Given exercise: Format every line of the items below as a Markdown table with two columns, Row and Line. Put a row number in Row, and leave out blank lines and the pictures.

[Spatial layout data]
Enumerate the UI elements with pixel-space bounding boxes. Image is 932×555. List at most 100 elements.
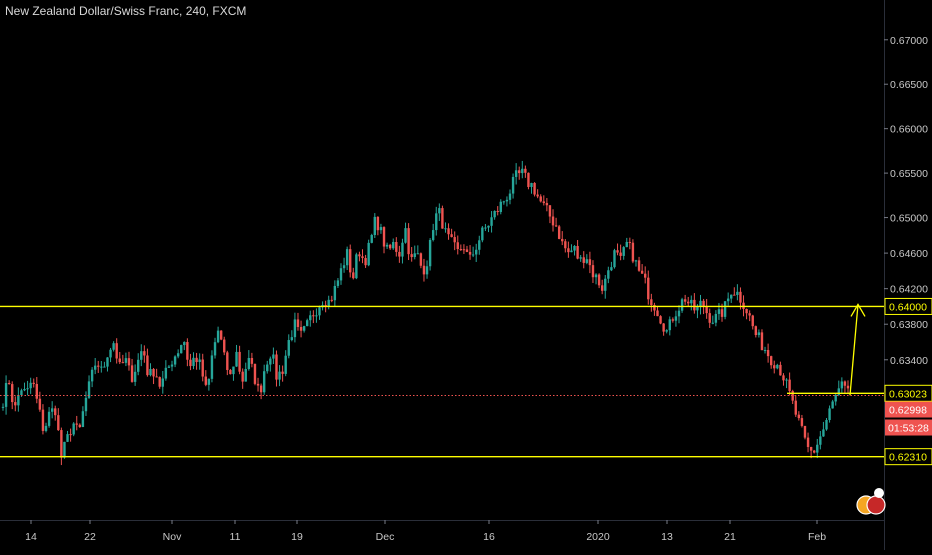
candle-body xyxy=(250,358,254,364)
candle-body xyxy=(487,225,490,228)
candle-body xyxy=(834,394,837,402)
candle-body xyxy=(109,349,112,358)
candle-body xyxy=(121,362,125,364)
candle-body xyxy=(349,249,352,273)
candle-body xyxy=(717,309,721,314)
candle-body xyxy=(822,429,825,437)
x-tick-label: 21 xyxy=(724,531,736,543)
candle-body xyxy=(613,250,616,268)
candle-body xyxy=(456,242,459,250)
event-count-badge xyxy=(874,488,884,498)
candle-body xyxy=(404,228,407,243)
candle-body xyxy=(428,239,432,267)
candle-body xyxy=(631,242,635,262)
y-tick-label: 0.65500 xyxy=(890,168,928,180)
x-tick-label: 16 xyxy=(483,531,495,543)
candle-body xyxy=(714,313,718,323)
candle-body xyxy=(26,388,29,390)
candle-body xyxy=(11,384,14,403)
candle-body xyxy=(75,423,78,425)
candle-body xyxy=(508,193,512,200)
x-tick-label: 19 xyxy=(291,531,303,543)
candle-body xyxy=(315,315,318,317)
candle-body xyxy=(610,267,613,271)
candle-body xyxy=(831,401,834,409)
candle-body xyxy=(309,315,312,321)
price-tag-label: 0.62998 xyxy=(889,405,927,417)
candle-body xyxy=(687,301,690,304)
x-tick-label: Dec xyxy=(376,531,395,543)
candle-body xyxy=(1,406,5,408)
candle-body xyxy=(226,352,229,370)
candle-body xyxy=(140,351,143,360)
candle-body xyxy=(137,359,140,372)
candle-body xyxy=(87,381,91,398)
candle-body xyxy=(385,244,389,247)
candle-body xyxy=(29,382,32,389)
candle-body xyxy=(653,304,656,311)
candle-body xyxy=(23,389,26,391)
candle-body xyxy=(81,411,85,427)
candle-body xyxy=(536,194,539,197)
candle-body xyxy=(161,378,164,387)
candle-body xyxy=(736,291,739,295)
candle-body xyxy=(459,249,463,251)
candle-body xyxy=(816,444,819,453)
candle-body xyxy=(32,382,35,384)
candle-body xyxy=(760,332,764,351)
candle-body xyxy=(60,430,63,458)
candle-body xyxy=(640,270,644,274)
candle-body xyxy=(342,265,346,269)
candle-body xyxy=(398,251,401,257)
candle-body xyxy=(192,357,195,367)
candle-body xyxy=(170,364,174,367)
projection-arrow xyxy=(849,304,859,396)
candle-body xyxy=(570,250,573,253)
candle-body xyxy=(358,254,361,257)
candle-body xyxy=(373,216,376,236)
candle-body xyxy=(625,241,628,248)
candle-body xyxy=(708,313,711,323)
candle-body xyxy=(702,300,705,307)
candle-body xyxy=(450,234,453,238)
candle-body xyxy=(554,225,558,227)
candle-body xyxy=(754,326,758,336)
candle-body xyxy=(837,388,840,395)
candle-body xyxy=(840,381,844,389)
candle-body xyxy=(401,242,404,257)
candle-body xyxy=(186,342,189,360)
candle-body xyxy=(671,319,675,321)
candle-body xyxy=(7,383,11,385)
candle-body xyxy=(115,343,118,359)
candle-body xyxy=(809,447,813,451)
candle-body xyxy=(797,414,801,419)
candle-body xyxy=(72,423,75,435)
candle-body xyxy=(167,366,171,368)
candle-body xyxy=(284,355,287,374)
candle-body xyxy=(600,285,604,291)
candle-body xyxy=(720,309,724,317)
candle-body xyxy=(410,254,413,258)
candle-body xyxy=(481,227,484,241)
candle-body xyxy=(149,368,152,376)
countdown-tag xyxy=(885,419,932,436)
candle-body xyxy=(44,425,48,431)
candle-body xyxy=(668,319,671,331)
y-tick-label: 0.63400 xyxy=(890,355,928,367)
candle-body xyxy=(207,378,211,385)
candle-body xyxy=(779,364,782,376)
candle-body xyxy=(100,366,103,368)
candle-body xyxy=(78,424,82,427)
y-tick-label: 0.63800 xyxy=(890,319,928,331)
event-icon xyxy=(866,495,886,515)
candle-body xyxy=(158,377,161,387)
candle-body xyxy=(711,322,714,324)
candle-body xyxy=(607,270,610,279)
candle-body xyxy=(106,357,109,367)
candle-body xyxy=(293,319,297,338)
candle-body xyxy=(683,299,687,302)
candle-body xyxy=(269,358,272,365)
candle-body xyxy=(499,201,502,212)
candle-body xyxy=(438,208,441,214)
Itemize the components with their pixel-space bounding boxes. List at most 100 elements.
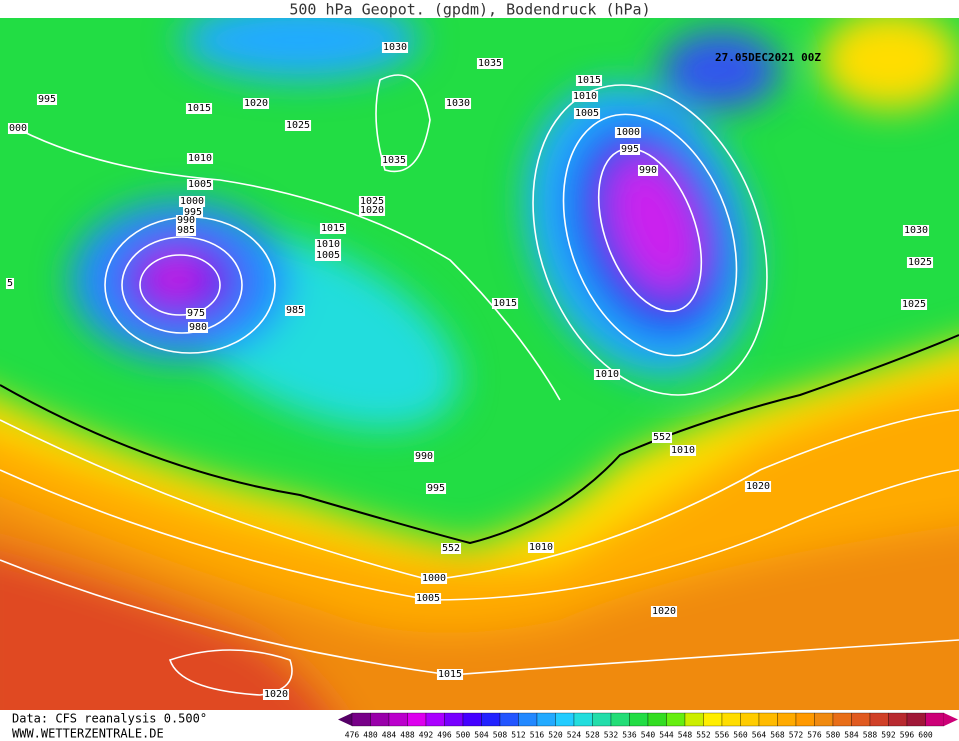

Solved exercise:
| Row | Line |
|---|---|
| 1 | Enumerate the UI elements with pixel-space bounding boxes. Image is 932×555. List at most 100 elements. |
| 2 | candle-body xyxy=(250,358,254,364) |
| 3 | candle-body xyxy=(487,225,490,228) |
| 4 | candle-body xyxy=(834,394,837,402) |
| 5 | candle-body xyxy=(109,349,112,358) |
| 6 | candle-body xyxy=(121,362,125,364) |
| 7 | candle-body xyxy=(349,249,352,273) |
| 8 | candle-body xyxy=(717,309,721,314) |
| 9 | candle-body xyxy=(822,429,825,437) |
| 10 | x-tick-label: 21 xyxy=(724,531,736,543) |
| 11 | candle-body xyxy=(613,250,616,268) |
| 12 | candle-body xyxy=(456,242,459,250) |
| 13 | event-count-badge xyxy=(874,488,884,498) |
| 14 | candle-body xyxy=(404,228,407,243) |
| 15 | candle-body xyxy=(428,239,432,267) |
| 16 | candle-body xyxy=(631,242,635,262) |
| 17 | y-tick-label: 0.65500 xyxy=(890,168,928,180) |
| 18 | x-tick-label: 16 xyxy=(483,531,495,543) |
| 19 | candle-body xyxy=(714,313,718,323) |
| 20 | candle-body xyxy=(26,388,29,390) |
| 21 | candle-body xyxy=(11,384,14,403) |
| 22 | candle-body xyxy=(75,423,78,425) |
| 23 | candle-body xyxy=(508,193,512,200) |
| 24 | x-tick-label: 19 xyxy=(291,531,303,543) |
| 25 | candle-body xyxy=(315,315,318,317) |
| 26 | candle-body xyxy=(610,267,613,271) |
| 27 | candle-body xyxy=(831,401,834,409) |
| 28 | candle-body xyxy=(309,315,312,321) |
| 29 | price-tag-label: 0.62998 xyxy=(889,405,927,417) |
| 30 | candle-body xyxy=(687,301,690,304) |
| 31 | x-tick-label: Dec xyxy=(376,531,395,543) |
| 32 | candle-body xyxy=(1,406,5,408) |
| 33 | candle-body xyxy=(226,352,229,370) |
| 34 | candle-body xyxy=(140,351,143,360) |
| 35 | candle-body xyxy=(137,359,140,372) |
| 36 | candle-body xyxy=(87,381,91,398) |
| 37 | candle-body xyxy=(385,244,389,247) |
| 38 | candle-body xyxy=(29,382,32,389) |
| 39 | candle-body xyxy=(653,304,656,311) |
| 40 | candle-body xyxy=(23,389,26,391) |
| 41 | candle-body xyxy=(81,411,85,427) |
| 42 | candle-body xyxy=(536,194,539,197) |
| 43 | candle-body xyxy=(161,378,164,387) |
| 44 | candle-body xyxy=(736,291,739,295) |
| 45 | candle-body xyxy=(459,249,463,251) |
| 46 | candle-body xyxy=(816,444,819,453) |
| 47 | candle-body xyxy=(32,382,35,384) |
| 48 | candle-body xyxy=(760,332,764,351) |
| 49 | candle-body xyxy=(60,430,63,458) |
| 50 | candle-body xyxy=(640,270,644,274) |
| 51 | candle-body xyxy=(342,265,346,269) |
| 52 | candle-body xyxy=(398,251,401,257) |
| 53 | candle-body xyxy=(192,357,195,367) |
| 54 | candle-body xyxy=(170,364,174,367) |
| 55 | projection-arrow xyxy=(849,304,859,396) |
| 56 | candle-body xyxy=(570,250,573,253) |
| 57 | candle-body xyxy=(358,254,361,257) |
| 58 | candle-body xyxy=(373,216,376,236) |
| 59 | candle-body xyxy=(625,241,628,248) |
| 60 | candle-body xyxy=(708,313,711,323) |
| 61 | candle-body xyxy=(702,300,705,307) |
| 62 | candle-body xyxy=(450,234,453,238) |
| 63 | candle-body xyxy=(554,225,558,227) |
| 64 | candle-body xyxy=(754,326,758,336) |
| 65 | candle-body xyxy=(837,388,840,395) |
| 66 | candle-body xyxy=(840,381,844,389) |
| 67 | candle-body xyxy=(401,242,404,257) |
| 68 | candle-body xyxy=(186,342,189,360) |
| 69 | candle-body xyxy=(671,319,675,321) |
| 70 | candle-body xyxy=(7,383,11,385) |
| 71 | candle-body xyxy=(115,343,118,359) |
| 72 | candle-body xyxy=(809,447,813,451) |
| 73 | candle-body xyxy=(797,414,801,419) |
| 74 | candle-body xyxy=(72,423,75,435) |
| 75 | candle-body xyxy=(167,366,171,368) |
| 76 | candle-body xyxy=(284,355,287,374) |
| 77 | candle-body xyxy=(600,285,604,291) |
| 78 | candle-body xyxy=(720,309,724,317) |
| 79 | candle-body xyxy=(410,254,413,258) |
| 80 | candle-body xyxy=(481,227,484,241) |
| 81 | candle-body xyxy=(149,368,152,376) |
| 82 | countdown-tag xyxy=(885,419,932,436) |
| 83 | candle-body xyxy=(44,425,48,431) |
| 84 | candle-body xyxy=(668,319,671,331) |
| 85 | y-tick-label: 0.63400 xyxy=(890,355,928,367) |
| 86 | candle-body xyxy=(207,378,211,385) |
| 87 | candle-body xyxy=(779,364,782,376) |
| 88 | candle-body xyxy=(100,366,103,368) |
| 89 | candle-body xyxy=(78,424,82,427) |
| 90 | y-tick-label: 0.63800 xyxy=(890,319,928,331) |
| 91 | event-icon xyxy=(866,495,886,515) |
| 92 | candle-body xyxy=(158,377,161,387) |
| 93 | candle-body xyxy=(711,322,714,324) |
| 94 | candle-body xyxy=(607,270,610,279) |
| 95 | candle-body xyxy=(106,357,109,367) |
| 96 | candle-body xyxy=(293,319,297,338) |
| 97 | candle-body xyxy=(683,299,687,302) |
| 98 | candle-body xyxy=(269,358,272,365) |
| 99 | candle-body xyxy=(499,201,502,212) |
| 100 | candle-body xyxy=(438,208,441,214) |
| 101 | Itemize the components with their pixel-space bounding boxes. List at most 100 elements. |